== EXERCISE DIRECTIONS ==
Determine the number of lines in the data that include the word "phone", and write only that number.

== PROVIDED ENTRIES ==
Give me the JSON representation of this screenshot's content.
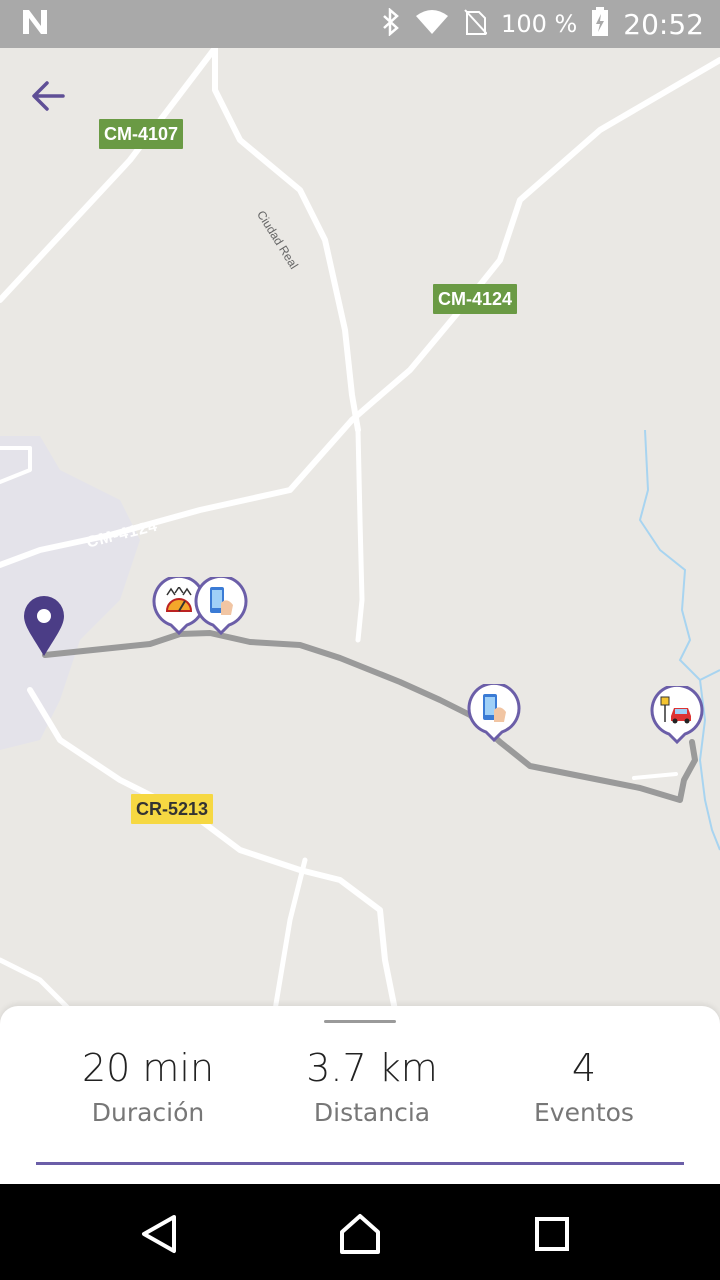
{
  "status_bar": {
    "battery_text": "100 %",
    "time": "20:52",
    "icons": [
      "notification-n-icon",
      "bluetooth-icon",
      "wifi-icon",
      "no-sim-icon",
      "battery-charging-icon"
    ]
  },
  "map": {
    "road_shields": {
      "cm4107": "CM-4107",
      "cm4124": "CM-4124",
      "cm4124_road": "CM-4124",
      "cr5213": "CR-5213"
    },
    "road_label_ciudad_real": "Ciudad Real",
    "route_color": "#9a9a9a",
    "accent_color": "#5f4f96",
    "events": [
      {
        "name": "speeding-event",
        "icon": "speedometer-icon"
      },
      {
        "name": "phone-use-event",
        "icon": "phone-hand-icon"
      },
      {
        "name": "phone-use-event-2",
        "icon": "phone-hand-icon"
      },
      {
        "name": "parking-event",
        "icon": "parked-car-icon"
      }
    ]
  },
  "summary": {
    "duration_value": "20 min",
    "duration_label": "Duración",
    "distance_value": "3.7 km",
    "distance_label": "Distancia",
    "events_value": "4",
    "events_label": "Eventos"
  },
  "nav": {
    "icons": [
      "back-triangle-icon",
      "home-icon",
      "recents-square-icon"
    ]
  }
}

== RESULT OF THIS EXERCISE ==
4